▸ Requirement
Which lines in the records below contain the word "color"? Copy each one out.

▸ Material
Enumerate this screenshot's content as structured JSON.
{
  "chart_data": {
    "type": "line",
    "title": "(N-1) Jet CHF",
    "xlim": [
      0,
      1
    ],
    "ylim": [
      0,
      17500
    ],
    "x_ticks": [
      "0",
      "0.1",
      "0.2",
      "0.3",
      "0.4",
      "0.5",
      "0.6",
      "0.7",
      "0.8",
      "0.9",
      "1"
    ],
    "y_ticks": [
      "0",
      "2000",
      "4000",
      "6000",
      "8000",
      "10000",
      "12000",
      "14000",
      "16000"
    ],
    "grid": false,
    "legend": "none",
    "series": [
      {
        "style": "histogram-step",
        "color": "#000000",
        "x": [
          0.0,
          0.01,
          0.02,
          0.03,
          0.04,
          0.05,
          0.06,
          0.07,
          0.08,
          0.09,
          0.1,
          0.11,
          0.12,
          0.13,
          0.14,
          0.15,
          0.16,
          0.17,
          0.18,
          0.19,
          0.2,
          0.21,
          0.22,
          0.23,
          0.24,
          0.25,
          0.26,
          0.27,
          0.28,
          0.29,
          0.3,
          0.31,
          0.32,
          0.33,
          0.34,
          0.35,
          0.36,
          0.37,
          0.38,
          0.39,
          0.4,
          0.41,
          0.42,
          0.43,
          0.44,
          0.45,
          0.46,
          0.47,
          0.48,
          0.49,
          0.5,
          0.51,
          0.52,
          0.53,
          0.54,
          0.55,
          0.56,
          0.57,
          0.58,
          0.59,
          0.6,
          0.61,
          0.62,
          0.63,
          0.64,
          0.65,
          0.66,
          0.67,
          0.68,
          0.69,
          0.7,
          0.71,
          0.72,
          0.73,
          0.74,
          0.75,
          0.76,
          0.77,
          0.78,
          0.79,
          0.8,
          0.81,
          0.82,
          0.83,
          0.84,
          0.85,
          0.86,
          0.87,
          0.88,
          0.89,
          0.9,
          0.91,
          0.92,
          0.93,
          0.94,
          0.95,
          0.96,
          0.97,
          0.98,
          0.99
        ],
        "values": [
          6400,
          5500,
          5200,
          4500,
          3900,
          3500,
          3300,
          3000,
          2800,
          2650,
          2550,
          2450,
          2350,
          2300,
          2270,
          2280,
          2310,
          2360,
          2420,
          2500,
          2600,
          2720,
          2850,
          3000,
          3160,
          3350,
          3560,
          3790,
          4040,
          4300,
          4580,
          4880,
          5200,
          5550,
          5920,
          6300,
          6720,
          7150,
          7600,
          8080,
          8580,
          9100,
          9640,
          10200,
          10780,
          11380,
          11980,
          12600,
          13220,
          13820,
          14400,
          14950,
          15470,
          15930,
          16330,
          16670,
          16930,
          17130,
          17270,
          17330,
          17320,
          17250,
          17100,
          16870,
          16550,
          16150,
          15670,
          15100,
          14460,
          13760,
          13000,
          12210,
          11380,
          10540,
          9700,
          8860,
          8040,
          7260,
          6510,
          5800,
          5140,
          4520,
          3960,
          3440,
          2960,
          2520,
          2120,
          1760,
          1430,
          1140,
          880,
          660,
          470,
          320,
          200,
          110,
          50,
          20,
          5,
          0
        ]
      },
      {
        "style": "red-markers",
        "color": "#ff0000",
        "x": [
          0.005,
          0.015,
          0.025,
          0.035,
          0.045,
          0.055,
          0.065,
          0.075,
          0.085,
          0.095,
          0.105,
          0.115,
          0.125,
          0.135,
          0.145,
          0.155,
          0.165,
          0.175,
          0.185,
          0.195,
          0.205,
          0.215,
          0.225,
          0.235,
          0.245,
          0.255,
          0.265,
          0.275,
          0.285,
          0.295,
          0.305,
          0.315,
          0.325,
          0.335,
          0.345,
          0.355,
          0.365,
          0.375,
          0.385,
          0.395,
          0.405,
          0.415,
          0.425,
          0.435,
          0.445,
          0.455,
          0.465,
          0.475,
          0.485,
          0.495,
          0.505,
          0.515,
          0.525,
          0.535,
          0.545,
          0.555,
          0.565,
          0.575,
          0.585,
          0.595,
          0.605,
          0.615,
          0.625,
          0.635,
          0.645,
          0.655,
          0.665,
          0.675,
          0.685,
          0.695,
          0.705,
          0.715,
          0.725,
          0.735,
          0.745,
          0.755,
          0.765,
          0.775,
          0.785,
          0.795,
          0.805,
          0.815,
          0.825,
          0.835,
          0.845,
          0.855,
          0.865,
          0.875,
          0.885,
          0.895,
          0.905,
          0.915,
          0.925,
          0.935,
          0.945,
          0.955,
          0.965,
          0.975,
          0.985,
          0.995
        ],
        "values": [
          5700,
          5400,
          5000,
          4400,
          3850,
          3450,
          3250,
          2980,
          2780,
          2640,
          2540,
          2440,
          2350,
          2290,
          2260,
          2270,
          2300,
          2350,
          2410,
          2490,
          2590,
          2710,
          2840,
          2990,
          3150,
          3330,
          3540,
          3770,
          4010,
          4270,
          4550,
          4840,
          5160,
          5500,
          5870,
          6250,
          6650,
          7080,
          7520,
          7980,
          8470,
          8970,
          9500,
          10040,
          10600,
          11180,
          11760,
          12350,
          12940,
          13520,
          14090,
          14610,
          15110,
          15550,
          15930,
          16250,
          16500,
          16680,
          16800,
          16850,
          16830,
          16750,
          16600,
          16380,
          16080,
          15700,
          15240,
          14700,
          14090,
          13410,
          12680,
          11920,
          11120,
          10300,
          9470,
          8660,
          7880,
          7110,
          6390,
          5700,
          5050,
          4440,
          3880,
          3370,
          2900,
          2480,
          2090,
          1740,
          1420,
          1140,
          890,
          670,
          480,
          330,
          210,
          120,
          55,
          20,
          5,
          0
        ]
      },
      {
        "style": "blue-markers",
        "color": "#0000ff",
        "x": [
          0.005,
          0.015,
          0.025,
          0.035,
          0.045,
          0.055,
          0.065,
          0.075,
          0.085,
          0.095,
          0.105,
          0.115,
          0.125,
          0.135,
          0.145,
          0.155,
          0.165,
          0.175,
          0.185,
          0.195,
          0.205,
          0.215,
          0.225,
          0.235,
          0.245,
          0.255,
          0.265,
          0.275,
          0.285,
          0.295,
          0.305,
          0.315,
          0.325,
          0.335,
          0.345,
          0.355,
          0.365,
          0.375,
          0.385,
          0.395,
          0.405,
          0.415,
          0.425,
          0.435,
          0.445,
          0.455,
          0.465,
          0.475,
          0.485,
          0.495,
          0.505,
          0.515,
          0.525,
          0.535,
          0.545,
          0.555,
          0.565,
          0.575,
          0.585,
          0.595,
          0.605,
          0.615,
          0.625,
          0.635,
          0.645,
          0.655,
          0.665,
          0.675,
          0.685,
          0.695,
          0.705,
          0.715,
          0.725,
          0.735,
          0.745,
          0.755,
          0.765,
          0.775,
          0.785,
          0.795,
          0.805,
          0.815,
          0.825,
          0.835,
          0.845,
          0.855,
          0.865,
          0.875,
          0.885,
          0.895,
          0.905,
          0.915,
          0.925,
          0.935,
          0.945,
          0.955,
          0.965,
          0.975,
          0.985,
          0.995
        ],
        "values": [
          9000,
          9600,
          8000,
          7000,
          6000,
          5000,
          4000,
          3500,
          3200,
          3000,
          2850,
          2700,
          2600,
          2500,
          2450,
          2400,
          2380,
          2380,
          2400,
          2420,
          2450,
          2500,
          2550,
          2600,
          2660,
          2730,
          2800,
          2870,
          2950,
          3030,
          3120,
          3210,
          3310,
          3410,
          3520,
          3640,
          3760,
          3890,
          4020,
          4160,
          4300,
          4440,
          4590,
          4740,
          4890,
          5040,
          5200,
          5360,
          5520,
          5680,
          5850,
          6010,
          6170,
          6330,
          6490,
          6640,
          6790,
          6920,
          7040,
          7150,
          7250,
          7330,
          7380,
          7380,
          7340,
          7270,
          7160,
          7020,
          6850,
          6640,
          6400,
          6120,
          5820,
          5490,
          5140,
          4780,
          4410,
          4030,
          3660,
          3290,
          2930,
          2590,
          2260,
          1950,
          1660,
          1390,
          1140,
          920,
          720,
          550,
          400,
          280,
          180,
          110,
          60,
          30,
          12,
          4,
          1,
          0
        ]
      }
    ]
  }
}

▸ Task result
        "color": "#000000",
        "color": "#ff0000",
        "color": "#0000ff",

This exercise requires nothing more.